* BEGIN Extract provided *
10 may 1968 & poor people’s campaign headquarters
#OTD 10 May 1968 The Southern Christian Leadership Conference's (SCLC) Poor People's Campaign (PPC) headquarters (2000 14th St, NW) was abuzz with activity. The Poor People’s Campaign headquarters was the central space for a wide range of organizing and activities taking place throughout the city. The headquarters were on the 1st and 2nd floors of a former bank building. The image above is a photo of the door insert retrieved from the headquarters entrance.
Carmen Gillmore and Carroll Green met on their first day of volunteering at the PPC headquarters. Gillmore, twenty years old and a 1966 graduate of McKinley Tech HS, worked the state-of-the-art switchboard. (Gillmore had recently turned 20. She got her drivers license on 4 April.) Green, a Marine veteran who owned a red 1967 VW beetle, worked transportation. The first day of volunteering, Gillmore remembers wearing a yellow shirtwaist dress, stockings and black patent pumps. Green suggested that she dress more casually since it was the 'poor peoples campaign'.
According to Gillmore, "The switchboard was on the 2nd floor. It was kind of like a loft area." She admits to not being the best switchboard operator. "I cut everybody off those first couple of days." (Interestingly, her grandmother had been a switchboard operator at the Dunbar Hotel, just one block away, when she was younger.)
* END Extract provided *
* BEGIN Supplied records *
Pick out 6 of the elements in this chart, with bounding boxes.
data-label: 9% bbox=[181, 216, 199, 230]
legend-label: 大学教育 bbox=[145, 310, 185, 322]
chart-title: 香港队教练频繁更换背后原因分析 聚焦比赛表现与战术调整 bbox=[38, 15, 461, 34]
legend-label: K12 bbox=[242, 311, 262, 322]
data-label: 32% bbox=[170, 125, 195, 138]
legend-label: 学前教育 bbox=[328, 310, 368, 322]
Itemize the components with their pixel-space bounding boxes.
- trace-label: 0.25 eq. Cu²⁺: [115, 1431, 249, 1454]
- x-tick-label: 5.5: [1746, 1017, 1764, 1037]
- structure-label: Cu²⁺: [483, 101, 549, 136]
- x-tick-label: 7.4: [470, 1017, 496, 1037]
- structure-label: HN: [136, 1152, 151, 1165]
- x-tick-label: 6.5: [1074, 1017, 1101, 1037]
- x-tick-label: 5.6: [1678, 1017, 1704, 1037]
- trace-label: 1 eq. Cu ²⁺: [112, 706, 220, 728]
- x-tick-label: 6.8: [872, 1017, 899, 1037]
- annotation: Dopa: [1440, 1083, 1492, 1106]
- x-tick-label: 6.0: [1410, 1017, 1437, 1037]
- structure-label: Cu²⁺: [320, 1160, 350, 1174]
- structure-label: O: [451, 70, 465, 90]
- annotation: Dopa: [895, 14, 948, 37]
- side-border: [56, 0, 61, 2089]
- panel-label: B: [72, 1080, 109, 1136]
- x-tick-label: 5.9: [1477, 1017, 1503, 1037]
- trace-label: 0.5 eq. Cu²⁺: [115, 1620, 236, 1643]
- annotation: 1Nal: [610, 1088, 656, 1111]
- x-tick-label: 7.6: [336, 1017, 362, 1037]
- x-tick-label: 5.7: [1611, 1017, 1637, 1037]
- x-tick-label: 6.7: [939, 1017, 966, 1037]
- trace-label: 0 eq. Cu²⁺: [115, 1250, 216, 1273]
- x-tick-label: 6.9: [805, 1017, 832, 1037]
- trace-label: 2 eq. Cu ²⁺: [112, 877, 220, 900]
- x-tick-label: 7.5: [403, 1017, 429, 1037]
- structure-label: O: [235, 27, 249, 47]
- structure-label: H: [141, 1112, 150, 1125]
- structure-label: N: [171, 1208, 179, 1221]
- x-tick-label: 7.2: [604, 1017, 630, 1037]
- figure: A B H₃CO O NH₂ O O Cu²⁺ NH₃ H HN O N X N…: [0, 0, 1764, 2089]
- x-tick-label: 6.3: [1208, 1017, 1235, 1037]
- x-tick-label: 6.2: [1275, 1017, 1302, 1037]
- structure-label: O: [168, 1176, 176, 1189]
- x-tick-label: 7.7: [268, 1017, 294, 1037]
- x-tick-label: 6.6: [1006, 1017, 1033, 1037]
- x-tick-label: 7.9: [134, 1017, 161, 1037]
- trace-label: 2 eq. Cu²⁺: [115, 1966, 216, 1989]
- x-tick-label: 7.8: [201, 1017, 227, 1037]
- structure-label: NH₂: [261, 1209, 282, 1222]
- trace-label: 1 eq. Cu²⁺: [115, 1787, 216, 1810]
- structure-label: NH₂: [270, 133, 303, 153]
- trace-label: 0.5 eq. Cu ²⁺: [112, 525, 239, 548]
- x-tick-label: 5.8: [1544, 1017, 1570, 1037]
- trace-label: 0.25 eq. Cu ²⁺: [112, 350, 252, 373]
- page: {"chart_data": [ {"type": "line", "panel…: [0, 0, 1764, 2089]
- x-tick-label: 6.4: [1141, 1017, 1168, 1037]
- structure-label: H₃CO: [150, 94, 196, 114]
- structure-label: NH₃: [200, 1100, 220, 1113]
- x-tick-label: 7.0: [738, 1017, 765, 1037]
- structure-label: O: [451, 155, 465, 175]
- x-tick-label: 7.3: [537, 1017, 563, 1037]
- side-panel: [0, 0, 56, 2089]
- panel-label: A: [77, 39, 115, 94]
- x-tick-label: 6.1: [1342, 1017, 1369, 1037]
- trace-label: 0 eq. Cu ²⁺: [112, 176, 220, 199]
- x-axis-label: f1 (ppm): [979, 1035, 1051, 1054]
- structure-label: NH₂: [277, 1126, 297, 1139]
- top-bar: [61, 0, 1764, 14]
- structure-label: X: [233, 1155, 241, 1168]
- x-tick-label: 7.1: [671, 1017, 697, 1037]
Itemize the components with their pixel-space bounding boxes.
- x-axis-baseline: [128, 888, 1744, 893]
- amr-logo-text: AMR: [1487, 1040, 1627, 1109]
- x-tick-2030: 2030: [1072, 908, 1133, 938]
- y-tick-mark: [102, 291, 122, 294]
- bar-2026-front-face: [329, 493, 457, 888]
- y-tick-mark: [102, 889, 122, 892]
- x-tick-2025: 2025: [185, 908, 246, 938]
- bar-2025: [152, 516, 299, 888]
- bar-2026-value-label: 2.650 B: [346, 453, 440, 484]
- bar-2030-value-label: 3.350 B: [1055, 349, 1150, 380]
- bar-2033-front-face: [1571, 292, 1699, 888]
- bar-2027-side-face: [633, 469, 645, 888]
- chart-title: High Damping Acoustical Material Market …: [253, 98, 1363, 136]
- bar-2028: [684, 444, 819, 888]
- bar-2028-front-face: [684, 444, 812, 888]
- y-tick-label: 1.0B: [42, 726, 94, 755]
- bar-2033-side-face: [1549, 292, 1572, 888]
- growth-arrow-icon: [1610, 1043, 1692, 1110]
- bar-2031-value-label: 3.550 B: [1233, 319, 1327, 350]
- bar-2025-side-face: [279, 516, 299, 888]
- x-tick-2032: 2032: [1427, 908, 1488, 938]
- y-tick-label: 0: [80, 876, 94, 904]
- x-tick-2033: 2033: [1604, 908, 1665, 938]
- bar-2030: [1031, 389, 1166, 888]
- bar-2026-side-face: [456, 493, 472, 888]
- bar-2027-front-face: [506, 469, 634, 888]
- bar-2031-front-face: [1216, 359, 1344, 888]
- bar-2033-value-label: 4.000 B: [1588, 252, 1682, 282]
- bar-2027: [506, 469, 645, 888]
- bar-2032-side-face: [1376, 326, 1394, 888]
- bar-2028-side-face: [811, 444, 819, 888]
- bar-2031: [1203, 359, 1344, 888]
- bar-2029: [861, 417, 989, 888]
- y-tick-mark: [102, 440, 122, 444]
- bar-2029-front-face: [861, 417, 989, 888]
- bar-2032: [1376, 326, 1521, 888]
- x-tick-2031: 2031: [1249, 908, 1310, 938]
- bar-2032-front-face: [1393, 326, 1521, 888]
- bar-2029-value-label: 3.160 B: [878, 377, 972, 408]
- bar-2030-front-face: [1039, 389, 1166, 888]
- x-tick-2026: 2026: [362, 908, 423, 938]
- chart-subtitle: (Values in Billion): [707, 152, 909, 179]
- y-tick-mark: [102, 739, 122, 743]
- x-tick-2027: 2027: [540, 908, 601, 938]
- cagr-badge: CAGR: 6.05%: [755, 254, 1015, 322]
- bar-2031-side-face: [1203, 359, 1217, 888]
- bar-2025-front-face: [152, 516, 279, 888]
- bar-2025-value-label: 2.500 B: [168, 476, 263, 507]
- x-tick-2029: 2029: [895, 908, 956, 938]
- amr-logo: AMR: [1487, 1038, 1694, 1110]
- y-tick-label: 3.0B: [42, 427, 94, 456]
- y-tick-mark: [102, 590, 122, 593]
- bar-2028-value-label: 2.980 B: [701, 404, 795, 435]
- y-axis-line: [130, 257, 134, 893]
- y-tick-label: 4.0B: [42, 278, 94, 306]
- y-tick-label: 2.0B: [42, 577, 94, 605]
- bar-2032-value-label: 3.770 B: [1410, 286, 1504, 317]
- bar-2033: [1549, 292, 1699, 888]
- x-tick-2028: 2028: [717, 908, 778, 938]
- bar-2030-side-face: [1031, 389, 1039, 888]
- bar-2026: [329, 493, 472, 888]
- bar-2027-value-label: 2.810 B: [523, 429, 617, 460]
* END Supplied records *
### Given request A
Edit the records starting at their first line and ending at the line that contains "legend-label: 学前教育 bbox=[328, 310, 368, 322]", replacing "legend-label" with "legend-text" and leaving everything else unchanged.
### Given request B
Please resume the account of the Poor People's Campaign headquarters from its last sentence.

### Written response A
Pick out 6 of the elements in this chart, with bounding boxes.
data-label: 9% bbox=[181, 216, 199, 230]
legend-text: 大学教育 bbox=[145, 310, 185, 322]
chart-title: 香港队教练频繁更换背后原因分析 聚焦比赛表现与战术调整 bbox=[38, 15, 461, 34]
legend-text: K12 bbox=[242, 311, 262, 322]
data-label: 32% bbox=[170, 125, 195, 138]
legend-text: 学前教育 bbox=[328, 310, 368, 322]

### Written response B
Green transported campaign leaders between the Pitts Motel (14th & Belmont Sts, NW), the Dunbar Hotel (15th & U Sts, NW) and Resurrection City (National Mall), among other places. He also drove Gillmore home every day.
For both Gillmore and Green, this was a transformative experience. Volunteering for the PPC served as an introduction to activism and was the beginning of a friendship that has lasted 50 years.
A few months after the Poor People’s Campaign ended and SCLC closed the headquarters, Green drove by the building and noticed that the doors were still intact. He drove a few blocks to his apartment near 18th St & Columbia Rd, NW and got his hammer and screw. He drove back to the building and removed the insert from the door. He put the insert into his VW Beetle and drove home. He has kept it for 50 years.
Your comments are welcome below. Did you, a family member or a neighbor also work for SCLC and the PPC? What did you do? Do you have photographs and other ephemera? Do you remember the headquarters and the building? You may comment privately here.
Photo source: Courtesy of Carroll Green. Photo taken by Mr. Green, January 2018. Mr. Green recently donated the door insert to the Smithsonian Institution.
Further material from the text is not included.